[Start]
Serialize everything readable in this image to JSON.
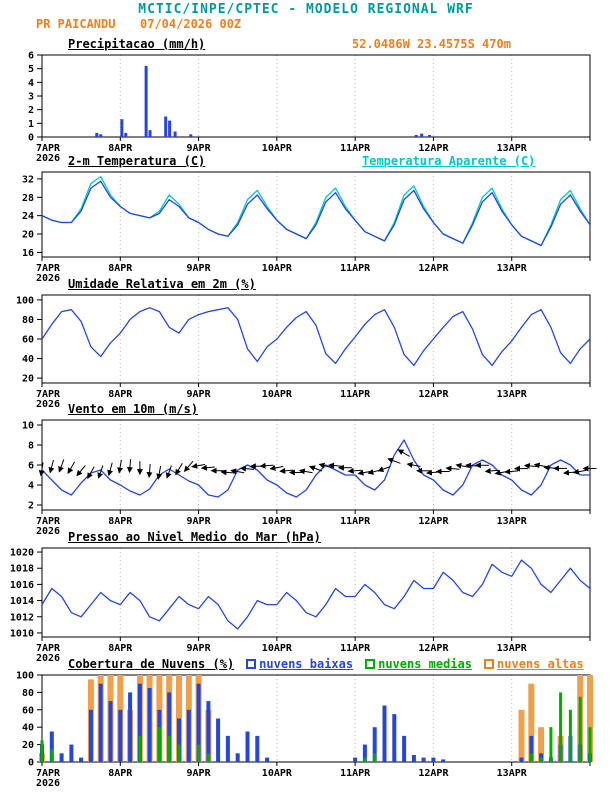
{
  "header": {
    "title": "MCTIC/INPE/CPTEC - MODELO REGIONAL WRF",
    "station": "PR PAICANDU",
    "run": "07/04/2026 00Z",
    "colors": {
      "title": "#009999",
      "accent": "#ee7f1e"
    }
  },
  "x_axis": {
    "tick_labels": [
      "7APR",
      "8APR",
      "9APR",
      "10APR",
      "11APR",
      "12APR",
      "13APR"
    ],
    "year": "2026",
    "range_days": [
      0,
      7
    ]
  },
  "chart_data": [
    {
      "id": "precip",
      "type": "bar",
      "title": "Precipitacao (mm/h)",
      "right_label": "52.0486W 23.4575S 470m",
      "right_label_color": "#ee7f1e",
      "ylim": [
        0,
        6
      ],
      "yticks": [
        0,
        1,
        2,
        3,
        4,
        5,
        6
      ],
      "bar_color": "#2746d6",
      "bars": [
        [
          0.7,
          0.3
        ],
        [
          0.75,
          0.2
        ],
        [
          1.02,
          1.3
        ],
        [
          1.07,
          0.3
        ],
        [
          1.33,
          5.2
        ],
        [
          1.38,
          0.5
        ],
        [
          1.58,
          1.5
        ],
        [
          1.63,
          1.2
        ],
        [
          1.7,
          0.4
        ],
        [
          1.9,
          0.2
        ],
        [
          4.78,
          0.15
        ],
        [
          4.85,
          0.25
        ],
        [
          4.95,
          0.15
        ]
      ]
    },
    {
      "id": "temp",
      "type": "line",
      "title": "2-m Temperatura (C)",
      "right_label": "Temperatura Aparente (C)",
      "right_label_color": "#00c8c8",
      "ylim": [
        15,
        33.5
      ],
      "yticks": [
        16,
        20,
        24,
        28,
        32
      ],
      "x_step_days": 0.125,
      "series": [
        {
          "name": "Temperatura Aparente (C)",
          "color": "#00c8c8",
          "values": [
            24,
            23,
            22.5,
            22.5,
            25.5,
            31,
            32.5,
            28.5,
            26,
            24.5,
            24,
            23.5,
            25,
            28.5,
            26.5,
            23.5,
            22.5,
            21,
            20,
            19.5,
            22.5,
            27.5,
            29.5,
            26,
            23,
            21,
            20,
            19,
            22.5,
            28,
            30,
            26,
            23,
            20.5,
            19.5,
            18.5,
            22.5,
            28.5,
            30.5,
            26,
            22.5,
            20,
            19,
            18,
            22.5,
            28,
            30,
            25.5,
            22,
            19.5,
            18.5,
            17.5,
            22,
            27.5,
            29.5,
            25.5,
            22
          ]
        },
        {
          "name": "2-m Temperatura (C)",
          "color": "#2746d6",
          "values": [
            24,
            23,
            22.5,
            22.5,
            25,
            30,
            31.5,
            28,
            26,
            24.5,
            24,
            23.5,
            24.5,
            27.5,
            26,
            23.5,
            22.5,
            21,
            20,
            19.5,
            22,
            26.5,
            28.5,
            25.5,
            23,
            21,
            20,
            19,
            22,
            27,
            29,
            25.5,
            23,
            20.5,
            19.5,
            18.5,
            22,
            27.5,
            29.5,
            25.5,
            22.5,
            20,
            19,
            18,
            22,
            27,
            29,
            25,
            22,
            19.5,
            18.5,
            17.5,
            21.5,
            26.5,
            28.5,
            25,
            22
          ]
        }
      ]
    },
    {
      "id": "rh",
      "type": "line",
      "title": "Umidade Relativa em 2m (%)",
      "ylim": [
        15,
        105
      ],
      "yticks": [
        20,
        40,
        60,
        80,
        100
      ],
      "x_step_days": 0.125,
      "series": [
        {
          "name": "Umidade Relativa em 2m (%)",
          "color": "#2746d6",
          "values": [
            60,
            75,
            88,
            90,
            78,
            52,
            42,
            56,
            66,
            80,
            88,
            92,
            88,
            72,
            66,
            80,
            85,
            88,
            90,
            92,
            80,
            50,
            37,
            52,
            60,
            72,
            82,
            88,
            74,
            45,
            35,
            50,
            62,
            75,
            85,
            90,
            72,
            44,
            33,
            48,
            60,
            72,
            83,
            88,
            70,
            44,
            33,
            47,
            58,
            72,
            85,
            90,
            72,
            46,
            35,
            50,
            60
          ]
        }
      ]
    },
    {
      "id": "wind",
      "type": "line",
      "title": "Vento em 10m (m/s)",
      "ylim": [
        1.5,
        10.5
      ],
      "yticks": [
        2,
        4,
        6,
        8,
        10
      ],
      "x_step_days": 0.125,
      "series": [
        {
          "name": "Vento em 10m (m/s)",
          "color": "#2746d6",
          "values": [
            5.5,
            4.5,
            3.5,
            3,
            4.2,
            5.2,
            5.5,
            4.5,
            4,
            3.4,
            3,
            3.6,
            5,
            5.6,
            5,
            4.4,
            4,
            3,
            2.8,
            3.5,
            5.5,
            6,
            5.5,
            4.5,
            4,
            3.2,
            2.8,
            3.5,
            5,
            6,
            5.5,
            5,
            5,
            4,
            3.5,
            4.5,
            7,
            8.5,
            6.5,
            5,
            4.5,
            3.5,
            3,
            4,
            6,
            6.5,
            6,
            5,
            4.5,
            3.5,
            3,
            4,
            6,
            6.5,
            6,
            5,
            5
          ]
        }
      ],
      "barbs": {
        "color": "#000000",
        "anchor": 5.6,
        "dirs_deg": [
          100,
          105,
          110,
          120,
          130,
          120,
          110,
          105,
          100,
          95,
          90,
          95,
          100,
          110,
          120,
          130,
          170,
          175,
          180,
          185,
          190,
          185,
          180,
          175,
          170,
          175,
          180,
          190,
          200,
          195,
          185,
          180,
          175,
          170,
          165,
          160,
          200,
          210,
          190,
          180,
          175,
          180,
          185,
          190,
          185,
          180,
          175,
          170,
          175,
          180,
          185,
          190,
          185,
          180,
          175,
          170,
          180
        ]
      }
    },
    {
      "id": "slp",
      "type": "line",
      "title": "Pressao ao Nivel Medio do Mar (hPa)",
      "ylim": [
        1009.5,
        1020.5
      ],
      "yticks": [
        1010,
        1012,
        1014,
        1016,
        1018,
        1020
      ],
      "x_step_days": 0.125,
      "series": [
        {
          "name": "Pressao ao Nivel Medio do Mar (hPa)",
          "color": "#2746d6",
          "values": [
            1013.5,
            1015.5,
            1014.5,
            1012.5,
            1012,
            1013.5,
            1015,
            1014,
            1013.5,
            1015,
            1014,
            1012,
            1011.5,
            1013,
            1014.5,
            1013.5,
            1013,
            1014.5,
            1013.5,
            1011.5,
            1010.5,
            1012,
            1014,
            1013.5,
            1013.5,
            1015,
            1014,
            1012.5,
            1012,
            1013.5,
            1015.5,
            1014.5,
            1014.5,
            1016,
            1015,
            1013.5,
            1013,
            1014.5,
            1016.5,
            1015.5,
            1015.5,
            1017.5,
            1016.5,
            1015,
            1014.5,
            1016,
            1018.5,
            1017.5,
            1017,
            1019,
            1018,
            1016,
            1015,
            1016.5,
            1018,
            1016.5,
            1015.5
          ]
        }
      ]
    },
    {
      "id": "clouds",
      "type": "bar-multi",
      "title": "Cobertura de Nuvens (%)",
      "legend": [
        {
          "label": "nuvens baixas",
          "color": "#2746d6"
        },
        {
          "label": "nuvens medias",
          "color": "#00aa00"
        },
        {
          "label": "nuvens altas",
          "color": "#ee7f1e"
        }
      ],
      "ylim": [
        0,
        100
      ],
      "yticks": [
        0,
        20,
        40,
        60,
        80,
        100
      ],
      "x_step_days": 0.125,
      "series": [
        {
          "name": "nuvens baixas",
          "color": "#2746d6",
          "values": [
            20,
            35,
            10,
            20,
            5,
            60,
            90,
            70,
            60,
            80,
            90,
            85,
            60,
            80,
            50,
            60,
            90,
            70,
            50,
            30,
            10,
            35,
            30,
            5,
            0,
            0,
            0,
            0,
            0,
            0,
            0,
            0,
            5,
            20,
            40,
            65,
            55,
            30,
            8,
            5,
            5,
            3,
            0,
            0,
            0,
            0,
            0,
            0,
            0,
            5,
            30,
            10,
            5,
            20,
            30,
            20,
            10
          ]
        },
        {
          "name": "nuvens medias",
          "color": "#00aa00",
          "values": [
            25,
            15,
            0,
            0,
            0,
            0,
            0,
            0,
            0,
            0,
            30,
            0,
            40,
            30,
            20,
            0,
            20,
            10,
            0,
            0,
            0,
            0,
            0,
            0,
            0,
            0,
            0,
            0,
            0,
            0,
            0,
            0,
            0,
            5,
            10,
            0,
            0,
            0,
            0,
            0,
            0,
            0,
            0,
            0,
            0,
            0,
            0,
            0,
            0,
            0,
            10,
            5,
            40,
            80,
            60,
            75,
            40
          ]
        },
        {
          "name": "nuvens altas",
          "color": "#f0a04c",
          "values": [
            10,
            0,
            0,
            0,
            0,
            95,
            100,
            100,
            100,
            60,
            100,
            100,
            100,
            100,
            100,
            100,
            100,
            60,
            0,
            0,
            0,
            0,
            0,
            0,
            0,
            0,
            0,
            0,
            0,
            0,
            0,
            0,
            0,
            0,
            0,
            0,
            0,
            0,
            0,
            0,
            0,
            0,
            0,
            0,
            0,
            0,
            0,
            0,
            0,
            60,
            90,
            40,
            0,
            30,
            0,
            100,
            100
          ]
        }
      ]
    }
  ]
}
[End]
_Exercise instructions:_
Tally how many lines of the data include the word "Medio". Write the number and nothing else.

_Correct result:_
2